### Stored data:
------------------------

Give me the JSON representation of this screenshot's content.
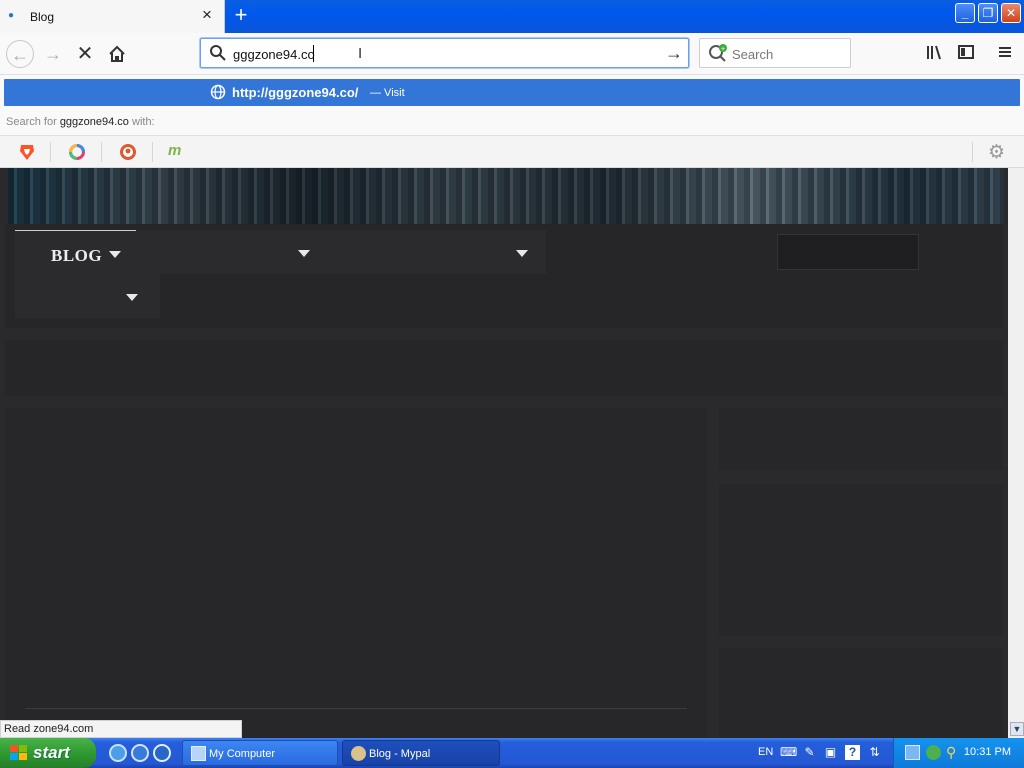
{
  "browser": {
    "tab": {
      "title": "Blog"
    },
    "window_buttons": {
      "minimize": "_",
      "maximize": "❐",
      "close": "✕"
    },
    "urlbar": {
      "value": "gggzone94.co"
    },
    "search": {
      "placeholder": "Search"
    },
    "suggestion": {
      "url": "http://gggzone94.co/",
      "action": "— Visit"
    },
    "search_for": {
      "prefix": "Search for",
      "query": "gggzone94.co",
      "suffix": "with:"
    },
    "engines": [
      "brave-icon",
      "qwant-icon",
      "duckduckgo-icon",
      "mojeek-icon"
    ],
    "status": "Read zone94.com"
  },
  "site": {
    "nav": {
      "items": [
        {
          "label": "BLOG"
        },
        {
          "label": ""
        },
        {
          "label": ""
        },
        {
          "label": ""
        }
      ]
    }
  },
  "taskbar": {
    "start_label": "start",
    "tasks": [
      {
        "label": "My Computer"
      },
      {
        "label": "Blog - Mypal"
      }
    ],
    "language": "EN",
    "clock": "10:31 PM"
  },
  "colors": {
    "accent": "#3475d8",
    "page_bg": "#2a2a2c",
    "taskbar": "#245edb",
    "start": "#2f9a31"
  }
}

------------------------

### AIM OF THE EXERCISE:
Every line above should be returned word for word, with the pictures left behind.

### SOLUTION TO THIS EXERCISE:
Give me the JSON representation of this screenshot's content.
{
  "browser": {
    "tab": {
      "title": "Blog"
    },
    "window_buttons": {
      "minimize": "_",
      "maximize": "❐",
      "close": "✕"
    },
    "urlbar": {
      "value": "gggzone94.co"
    },
    "search": {
      "placeholder": "Search"
    },
    "suggestion": {
      "url": "http://gggzone94.co/",
      "action": "— Visit"
    },
    "search_for": {
      "prefix": "Search for",
      "query": "gggzone94.co",
      "suffix": "with:"
    },
    "engines": [
      "brave-icon",
      "qwant-icon",
      "duckduckgo-icon",
      "mojeek-icon"
    ],
    "status": "Read zone94.com"
  },
  "site": {
    "nav": {
      "items": [
        {
          "label": "BLOG"
        },
        {
          "label": ""
        },
        {
          "label": ""
        },
        {
          "label": ""
        }
      ]
    }
  },
  "taskbar": {
    "start_label": "start",
    "tasks": [
      {
        "label": "My Computer"
      },
      {
        "label": "Blog - Mypal"
      }
    ],
    "language": "EN",
    "clock": "10:31 PM"
  },
  "colors": {
    "accent": "#3475d8",
    "page_bg": "#2a2a2c",
    "taskbar": "#245edb",
    "start": "#2f9a31"
  }
}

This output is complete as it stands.